- [JOB]: Reproduce each line bearing the word "ylabel".

- [DATA SHOWN]:
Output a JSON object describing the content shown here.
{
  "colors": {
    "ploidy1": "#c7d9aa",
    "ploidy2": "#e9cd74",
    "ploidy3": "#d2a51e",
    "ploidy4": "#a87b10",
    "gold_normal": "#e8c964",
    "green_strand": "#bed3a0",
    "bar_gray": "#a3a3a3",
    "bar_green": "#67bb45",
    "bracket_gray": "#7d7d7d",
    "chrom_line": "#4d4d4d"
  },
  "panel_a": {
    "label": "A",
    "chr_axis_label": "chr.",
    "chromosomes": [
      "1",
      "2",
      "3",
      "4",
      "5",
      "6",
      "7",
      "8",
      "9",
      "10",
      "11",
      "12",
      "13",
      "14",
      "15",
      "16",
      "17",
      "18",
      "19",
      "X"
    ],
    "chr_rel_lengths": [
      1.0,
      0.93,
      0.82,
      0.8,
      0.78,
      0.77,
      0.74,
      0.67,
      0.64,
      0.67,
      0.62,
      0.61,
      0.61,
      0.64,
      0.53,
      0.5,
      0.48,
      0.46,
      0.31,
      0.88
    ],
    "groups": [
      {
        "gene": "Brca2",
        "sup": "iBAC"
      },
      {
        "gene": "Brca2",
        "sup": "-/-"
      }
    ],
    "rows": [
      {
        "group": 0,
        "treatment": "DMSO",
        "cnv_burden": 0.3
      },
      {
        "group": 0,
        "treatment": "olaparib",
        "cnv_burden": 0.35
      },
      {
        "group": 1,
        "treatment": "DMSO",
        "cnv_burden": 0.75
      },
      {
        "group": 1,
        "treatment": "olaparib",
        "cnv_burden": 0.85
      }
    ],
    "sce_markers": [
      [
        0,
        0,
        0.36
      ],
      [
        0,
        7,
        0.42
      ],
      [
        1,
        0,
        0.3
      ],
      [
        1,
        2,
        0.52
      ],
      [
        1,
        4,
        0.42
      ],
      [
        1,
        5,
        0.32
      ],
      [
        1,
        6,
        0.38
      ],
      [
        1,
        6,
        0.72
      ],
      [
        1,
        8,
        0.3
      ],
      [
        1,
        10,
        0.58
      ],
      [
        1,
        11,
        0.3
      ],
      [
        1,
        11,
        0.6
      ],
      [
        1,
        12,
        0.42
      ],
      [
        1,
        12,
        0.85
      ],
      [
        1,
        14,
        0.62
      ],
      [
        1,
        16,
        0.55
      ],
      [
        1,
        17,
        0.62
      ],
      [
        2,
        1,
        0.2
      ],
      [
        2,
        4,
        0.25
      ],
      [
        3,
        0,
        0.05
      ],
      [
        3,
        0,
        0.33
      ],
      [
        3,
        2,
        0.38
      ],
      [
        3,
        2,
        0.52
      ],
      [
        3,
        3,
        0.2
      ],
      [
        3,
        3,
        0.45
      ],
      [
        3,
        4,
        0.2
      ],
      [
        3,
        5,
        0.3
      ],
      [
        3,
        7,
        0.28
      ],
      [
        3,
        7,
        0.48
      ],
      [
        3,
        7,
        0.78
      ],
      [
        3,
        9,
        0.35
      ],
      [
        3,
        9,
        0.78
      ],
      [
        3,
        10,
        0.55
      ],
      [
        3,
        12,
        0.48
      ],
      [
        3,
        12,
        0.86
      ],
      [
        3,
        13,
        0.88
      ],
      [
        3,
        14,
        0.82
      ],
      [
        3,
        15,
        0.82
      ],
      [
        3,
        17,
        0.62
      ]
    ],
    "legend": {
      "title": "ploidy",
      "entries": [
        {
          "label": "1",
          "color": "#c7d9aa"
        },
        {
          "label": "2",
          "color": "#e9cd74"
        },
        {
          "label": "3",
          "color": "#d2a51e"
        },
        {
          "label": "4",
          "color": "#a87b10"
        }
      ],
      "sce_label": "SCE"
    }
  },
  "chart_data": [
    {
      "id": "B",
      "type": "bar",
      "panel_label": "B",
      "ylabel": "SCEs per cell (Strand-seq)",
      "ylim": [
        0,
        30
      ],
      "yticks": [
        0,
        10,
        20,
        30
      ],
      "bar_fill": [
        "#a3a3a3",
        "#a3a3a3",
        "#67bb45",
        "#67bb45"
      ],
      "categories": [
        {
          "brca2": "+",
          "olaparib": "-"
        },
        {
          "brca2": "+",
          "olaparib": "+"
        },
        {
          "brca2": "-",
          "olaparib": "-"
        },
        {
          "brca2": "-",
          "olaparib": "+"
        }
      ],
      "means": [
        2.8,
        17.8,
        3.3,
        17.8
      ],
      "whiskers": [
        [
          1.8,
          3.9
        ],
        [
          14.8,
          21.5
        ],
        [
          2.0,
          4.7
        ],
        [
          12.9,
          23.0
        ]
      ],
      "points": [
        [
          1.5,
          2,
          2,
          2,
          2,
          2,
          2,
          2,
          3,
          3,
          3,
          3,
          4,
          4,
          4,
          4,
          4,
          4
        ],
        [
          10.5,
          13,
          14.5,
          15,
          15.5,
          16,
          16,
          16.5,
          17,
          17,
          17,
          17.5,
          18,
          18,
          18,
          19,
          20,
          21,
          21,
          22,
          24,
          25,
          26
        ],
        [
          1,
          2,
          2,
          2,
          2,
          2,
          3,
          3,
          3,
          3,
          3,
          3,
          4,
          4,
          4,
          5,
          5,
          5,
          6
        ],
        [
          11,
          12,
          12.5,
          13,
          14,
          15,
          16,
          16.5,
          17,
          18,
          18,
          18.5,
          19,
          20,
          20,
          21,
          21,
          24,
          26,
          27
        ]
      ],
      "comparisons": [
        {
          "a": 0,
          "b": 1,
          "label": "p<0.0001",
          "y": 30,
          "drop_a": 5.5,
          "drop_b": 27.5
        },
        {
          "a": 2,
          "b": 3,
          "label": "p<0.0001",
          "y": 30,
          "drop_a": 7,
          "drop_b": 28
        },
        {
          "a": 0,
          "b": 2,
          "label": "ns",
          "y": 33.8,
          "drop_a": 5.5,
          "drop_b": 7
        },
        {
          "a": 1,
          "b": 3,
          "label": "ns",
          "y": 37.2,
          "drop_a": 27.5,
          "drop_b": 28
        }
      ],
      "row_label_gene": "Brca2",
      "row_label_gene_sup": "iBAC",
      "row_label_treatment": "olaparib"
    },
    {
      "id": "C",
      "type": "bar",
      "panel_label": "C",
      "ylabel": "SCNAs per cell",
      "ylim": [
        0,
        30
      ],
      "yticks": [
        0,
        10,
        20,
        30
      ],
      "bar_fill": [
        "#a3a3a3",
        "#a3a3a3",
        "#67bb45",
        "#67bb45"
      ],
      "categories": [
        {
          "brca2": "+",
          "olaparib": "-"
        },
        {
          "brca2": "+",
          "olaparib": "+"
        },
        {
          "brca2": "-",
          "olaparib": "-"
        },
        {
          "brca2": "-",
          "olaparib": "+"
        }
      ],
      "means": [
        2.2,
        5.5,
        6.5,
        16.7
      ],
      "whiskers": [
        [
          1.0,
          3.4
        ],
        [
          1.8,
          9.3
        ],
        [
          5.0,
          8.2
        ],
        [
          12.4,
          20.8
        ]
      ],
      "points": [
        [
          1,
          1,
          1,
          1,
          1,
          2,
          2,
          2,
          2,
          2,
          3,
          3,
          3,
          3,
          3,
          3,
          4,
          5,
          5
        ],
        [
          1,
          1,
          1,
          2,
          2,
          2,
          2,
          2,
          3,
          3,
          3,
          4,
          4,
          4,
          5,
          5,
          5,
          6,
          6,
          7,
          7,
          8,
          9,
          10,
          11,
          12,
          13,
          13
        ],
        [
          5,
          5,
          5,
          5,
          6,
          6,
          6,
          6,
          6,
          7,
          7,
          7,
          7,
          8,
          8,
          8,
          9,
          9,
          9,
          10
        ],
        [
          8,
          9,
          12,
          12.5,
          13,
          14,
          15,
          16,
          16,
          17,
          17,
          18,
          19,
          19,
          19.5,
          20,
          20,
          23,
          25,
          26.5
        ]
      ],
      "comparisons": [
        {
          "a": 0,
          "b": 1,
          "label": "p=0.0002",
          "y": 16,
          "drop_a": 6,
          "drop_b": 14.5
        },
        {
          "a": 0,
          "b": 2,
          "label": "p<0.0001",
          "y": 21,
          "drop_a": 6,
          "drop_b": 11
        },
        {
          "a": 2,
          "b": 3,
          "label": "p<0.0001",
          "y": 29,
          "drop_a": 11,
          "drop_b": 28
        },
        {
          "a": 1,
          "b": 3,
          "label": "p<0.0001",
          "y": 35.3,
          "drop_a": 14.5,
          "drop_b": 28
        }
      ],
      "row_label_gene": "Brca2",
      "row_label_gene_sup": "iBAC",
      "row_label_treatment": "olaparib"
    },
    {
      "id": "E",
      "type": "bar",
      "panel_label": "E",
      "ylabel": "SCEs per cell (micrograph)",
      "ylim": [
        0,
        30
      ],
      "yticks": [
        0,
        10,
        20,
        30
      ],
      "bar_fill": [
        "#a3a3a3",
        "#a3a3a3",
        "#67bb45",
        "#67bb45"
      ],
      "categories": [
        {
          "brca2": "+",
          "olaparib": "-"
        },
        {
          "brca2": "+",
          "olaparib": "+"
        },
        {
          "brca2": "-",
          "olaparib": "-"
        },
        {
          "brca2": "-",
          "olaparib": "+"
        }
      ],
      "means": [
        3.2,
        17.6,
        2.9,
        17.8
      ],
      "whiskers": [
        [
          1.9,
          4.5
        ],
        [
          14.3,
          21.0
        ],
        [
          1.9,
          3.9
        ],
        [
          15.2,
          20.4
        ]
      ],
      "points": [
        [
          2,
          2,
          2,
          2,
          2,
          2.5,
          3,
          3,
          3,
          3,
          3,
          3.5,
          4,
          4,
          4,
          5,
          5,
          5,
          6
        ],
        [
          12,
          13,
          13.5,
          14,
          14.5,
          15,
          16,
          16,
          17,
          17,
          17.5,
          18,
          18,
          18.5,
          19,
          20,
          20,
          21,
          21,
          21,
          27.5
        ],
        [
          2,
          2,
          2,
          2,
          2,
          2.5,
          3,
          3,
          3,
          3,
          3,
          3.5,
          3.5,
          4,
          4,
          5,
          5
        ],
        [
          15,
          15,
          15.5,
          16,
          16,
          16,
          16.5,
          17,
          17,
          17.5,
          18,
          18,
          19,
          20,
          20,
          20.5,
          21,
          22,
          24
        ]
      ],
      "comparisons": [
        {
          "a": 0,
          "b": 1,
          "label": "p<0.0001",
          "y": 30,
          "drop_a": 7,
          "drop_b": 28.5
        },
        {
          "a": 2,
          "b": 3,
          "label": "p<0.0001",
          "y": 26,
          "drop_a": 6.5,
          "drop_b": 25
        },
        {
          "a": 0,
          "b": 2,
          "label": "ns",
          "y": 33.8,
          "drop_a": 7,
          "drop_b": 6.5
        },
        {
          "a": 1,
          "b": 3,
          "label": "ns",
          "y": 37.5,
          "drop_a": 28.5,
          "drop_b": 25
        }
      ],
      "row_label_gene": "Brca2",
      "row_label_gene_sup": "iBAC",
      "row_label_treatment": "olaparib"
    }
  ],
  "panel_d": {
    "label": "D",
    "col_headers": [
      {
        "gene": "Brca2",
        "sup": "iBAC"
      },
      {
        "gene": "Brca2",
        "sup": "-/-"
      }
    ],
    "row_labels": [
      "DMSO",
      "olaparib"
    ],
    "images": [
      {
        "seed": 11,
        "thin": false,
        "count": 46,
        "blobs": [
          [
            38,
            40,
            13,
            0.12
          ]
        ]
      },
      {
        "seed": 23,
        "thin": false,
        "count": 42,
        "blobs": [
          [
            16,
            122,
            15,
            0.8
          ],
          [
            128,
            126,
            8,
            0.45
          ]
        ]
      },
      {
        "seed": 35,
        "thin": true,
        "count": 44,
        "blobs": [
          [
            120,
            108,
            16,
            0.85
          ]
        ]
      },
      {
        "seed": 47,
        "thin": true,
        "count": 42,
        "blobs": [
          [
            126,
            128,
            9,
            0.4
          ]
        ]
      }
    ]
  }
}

- [RESULT BELOW]:
      "ylabel": "SCEs per cell (Strand-seq)",
      "ylabel": "SCNAs per cell",
      "ylabel": "SCEs per cell (micrograph)",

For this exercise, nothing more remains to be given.